YOUR INSTRUCTIONS: Go through the records and show each line where the word "deux" occurs.

EXERCISE DATA:
▶

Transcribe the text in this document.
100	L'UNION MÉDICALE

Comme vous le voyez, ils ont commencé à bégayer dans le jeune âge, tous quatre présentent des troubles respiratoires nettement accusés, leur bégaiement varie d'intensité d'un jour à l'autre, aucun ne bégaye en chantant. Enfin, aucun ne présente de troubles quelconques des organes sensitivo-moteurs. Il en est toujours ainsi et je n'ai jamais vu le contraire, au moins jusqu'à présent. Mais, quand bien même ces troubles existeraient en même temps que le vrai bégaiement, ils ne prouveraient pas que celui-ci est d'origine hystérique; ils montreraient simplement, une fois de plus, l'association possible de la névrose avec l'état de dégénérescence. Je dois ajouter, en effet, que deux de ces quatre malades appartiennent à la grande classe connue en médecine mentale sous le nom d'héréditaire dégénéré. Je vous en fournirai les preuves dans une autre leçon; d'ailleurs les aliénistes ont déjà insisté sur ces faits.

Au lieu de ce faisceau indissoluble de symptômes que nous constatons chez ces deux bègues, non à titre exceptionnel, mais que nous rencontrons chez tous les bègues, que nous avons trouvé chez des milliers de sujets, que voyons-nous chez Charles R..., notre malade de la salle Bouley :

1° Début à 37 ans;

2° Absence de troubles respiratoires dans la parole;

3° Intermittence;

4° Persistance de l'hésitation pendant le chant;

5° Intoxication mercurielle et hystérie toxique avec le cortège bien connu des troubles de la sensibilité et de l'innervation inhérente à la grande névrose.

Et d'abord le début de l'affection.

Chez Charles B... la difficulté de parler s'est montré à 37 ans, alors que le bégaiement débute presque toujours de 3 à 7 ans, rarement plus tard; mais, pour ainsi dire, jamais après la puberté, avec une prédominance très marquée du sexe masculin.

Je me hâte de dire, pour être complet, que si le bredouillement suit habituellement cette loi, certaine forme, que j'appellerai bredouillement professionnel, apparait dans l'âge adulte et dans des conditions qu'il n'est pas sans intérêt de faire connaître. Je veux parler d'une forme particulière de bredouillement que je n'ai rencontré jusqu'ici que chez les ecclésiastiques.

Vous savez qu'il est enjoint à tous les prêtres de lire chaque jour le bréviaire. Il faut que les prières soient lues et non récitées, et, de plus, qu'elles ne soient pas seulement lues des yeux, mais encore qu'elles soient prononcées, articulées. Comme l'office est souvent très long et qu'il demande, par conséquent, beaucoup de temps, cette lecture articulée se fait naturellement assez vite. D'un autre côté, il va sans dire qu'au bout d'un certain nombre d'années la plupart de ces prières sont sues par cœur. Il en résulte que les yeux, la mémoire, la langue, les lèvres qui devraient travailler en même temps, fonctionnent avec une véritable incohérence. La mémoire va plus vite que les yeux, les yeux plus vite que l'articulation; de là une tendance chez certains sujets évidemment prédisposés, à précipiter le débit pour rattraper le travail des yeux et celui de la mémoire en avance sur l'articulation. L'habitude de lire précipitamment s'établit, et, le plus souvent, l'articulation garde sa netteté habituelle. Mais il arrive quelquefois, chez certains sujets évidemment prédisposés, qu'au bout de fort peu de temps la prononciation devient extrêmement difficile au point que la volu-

◀
▶

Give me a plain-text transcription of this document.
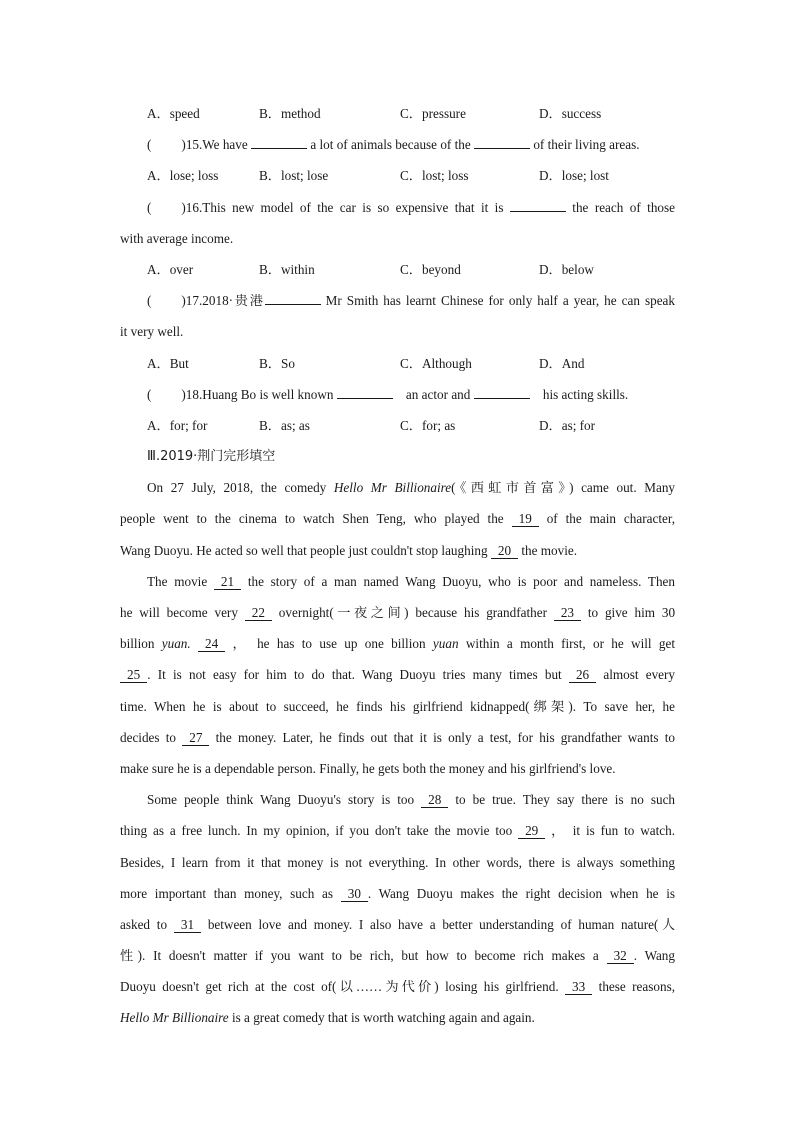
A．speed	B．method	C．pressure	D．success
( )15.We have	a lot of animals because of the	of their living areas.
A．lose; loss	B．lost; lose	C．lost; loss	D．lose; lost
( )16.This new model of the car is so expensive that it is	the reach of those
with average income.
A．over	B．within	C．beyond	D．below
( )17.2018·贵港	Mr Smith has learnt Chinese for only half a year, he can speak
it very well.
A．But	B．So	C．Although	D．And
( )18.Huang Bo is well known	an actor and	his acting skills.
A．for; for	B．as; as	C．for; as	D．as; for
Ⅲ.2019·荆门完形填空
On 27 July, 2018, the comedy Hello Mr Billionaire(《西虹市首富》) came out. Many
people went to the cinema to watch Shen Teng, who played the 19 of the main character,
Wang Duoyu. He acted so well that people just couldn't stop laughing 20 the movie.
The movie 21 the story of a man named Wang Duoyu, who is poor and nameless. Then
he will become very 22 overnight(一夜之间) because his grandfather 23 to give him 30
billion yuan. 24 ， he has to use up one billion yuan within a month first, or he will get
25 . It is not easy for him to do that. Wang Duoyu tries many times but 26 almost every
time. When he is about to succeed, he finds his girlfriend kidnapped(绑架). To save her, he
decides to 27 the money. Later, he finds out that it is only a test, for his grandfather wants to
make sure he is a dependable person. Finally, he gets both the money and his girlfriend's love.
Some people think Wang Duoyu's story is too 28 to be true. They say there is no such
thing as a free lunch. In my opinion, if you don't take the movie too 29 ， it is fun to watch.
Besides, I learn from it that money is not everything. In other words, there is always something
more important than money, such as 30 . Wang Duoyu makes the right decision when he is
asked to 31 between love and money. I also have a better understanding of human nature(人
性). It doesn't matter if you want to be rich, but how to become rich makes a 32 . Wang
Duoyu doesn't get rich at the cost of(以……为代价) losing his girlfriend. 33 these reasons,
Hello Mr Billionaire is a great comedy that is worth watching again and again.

◀

RESPONSE TO THIS EXERCISE:
Comme vous le voyez, ils ont commencé à bégayer dans le jeune âge, tous quatre présentent des troubles respiratoires nettement accusés, leur bégaiement varie d'intensité d'un jour à l'autre, aucun ne bégaye en chantant. Enfin, aucun ne présente de troubles quelconques des organes sensitivo-moteurs. Il en est toujours ainsi et je n'ai jamais vu le contraire, au moins jusqu'à présent. Mais, quand bien même ces troubles existeraient en même temps que le vrai bégaiement, ils ne prouveraient pas que celui-ci est d'origine hystérique; ils montreraient simplement, une fois de plus, l'association possible de la névrose avec l'état de dégénérescence. Je dois ajouter, en effet, que deux de ces quatre malades appartiennent à la grande classe connue en médecine mentale sous le nom d'héréditaire dégénéré. Je vous en fournirai les preuves dans une autre leçon; d'ailleurs les aliénistes ont déjà insisté sur ces faits.
Au lieu de ce faisceau indissoluble de symptômes que nous constatons chez ces deux bègues, non à titre exceptionnel, mais que nous rencontrons chez tous les bègues, que nous avons trouvé chez des milliers de sujets, que voyons-nous chez Charles R..., notre malade de la salle Bouley :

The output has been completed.